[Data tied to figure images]
###

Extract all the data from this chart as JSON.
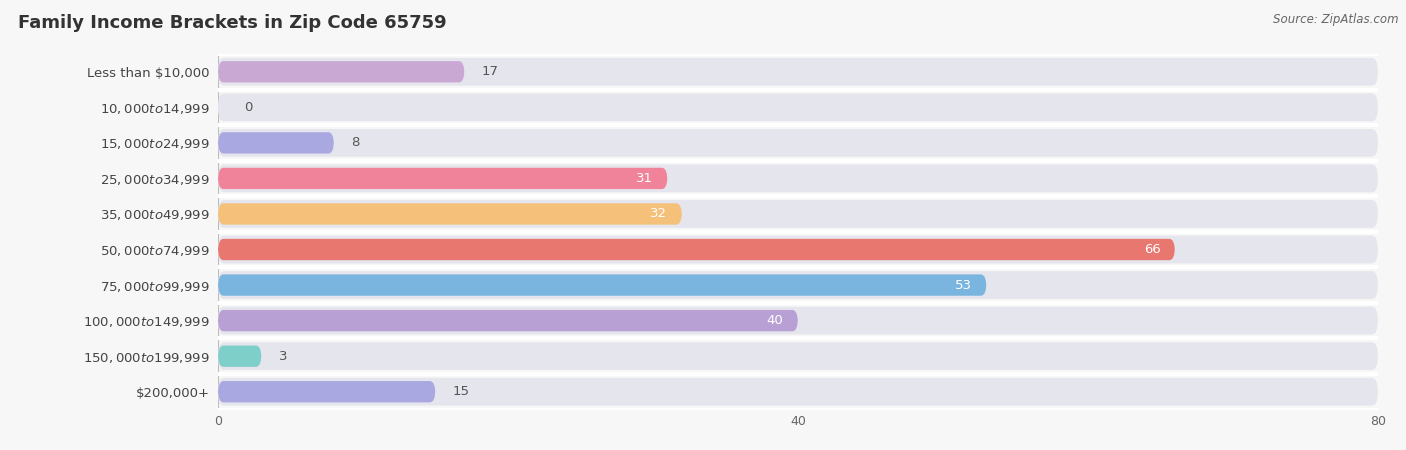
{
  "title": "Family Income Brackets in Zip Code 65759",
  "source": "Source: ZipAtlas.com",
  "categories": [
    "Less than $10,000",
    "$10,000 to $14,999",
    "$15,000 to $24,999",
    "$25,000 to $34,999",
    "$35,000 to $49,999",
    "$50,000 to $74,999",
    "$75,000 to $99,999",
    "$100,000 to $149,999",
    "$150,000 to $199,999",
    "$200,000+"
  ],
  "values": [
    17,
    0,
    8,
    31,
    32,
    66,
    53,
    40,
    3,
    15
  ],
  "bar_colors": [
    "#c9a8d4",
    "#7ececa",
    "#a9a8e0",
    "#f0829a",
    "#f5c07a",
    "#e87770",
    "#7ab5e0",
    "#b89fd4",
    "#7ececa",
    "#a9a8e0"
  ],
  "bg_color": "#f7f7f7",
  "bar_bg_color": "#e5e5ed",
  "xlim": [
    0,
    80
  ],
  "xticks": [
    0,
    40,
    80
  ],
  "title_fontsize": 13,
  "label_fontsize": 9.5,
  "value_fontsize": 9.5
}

###

• Do this:
Copy out every line of the material above exactly, skipping the pictures.

• Problem solution:
Extract all the data from this chart as JSON.
{
  "title": "Family Income Brackets in Zip Code 65759",
  "source": "Source: ZipAtlas.com",
  "categories": [
    "Less than $10,000",
    "$10,000 to $14,999",
    "$15,000 to $24,999",
    "$25,000 to $34,999",
    "$35,000 to $49,999",
    "$50,000 to $74,999",
    "$75,000 to $99,999",
    "$100,000 to $149,999",
    "$150,000 to $199,999",
    "$200,000+"
  ],
  "values": [
    17,
    0,
    8,
    31,
    32,
    66,
    53,
    40,
    3,
    15
  ],
  "bar_colors": [
    "#c9a8d4",
    "#7ececa",
    "#a9a8e0",
    "#f0829a",
    "#f5c07a",
    "#e87770",
    "#7ab5e0",
    "#b89fd4",
    "#7ececa",
    "#a9a8e0"
  ],
  "bg_color": "#f7f7f7",
  "bar_bg_color": "#e5e5ed",
  "xlim": [
    0,
    80
  ],
  "xticks": [
    0,
    40,
    80
  ],
  "title_fontsize": 13,
  "label_fontsize": 9.5,
  "value_fontsize": 9.5
}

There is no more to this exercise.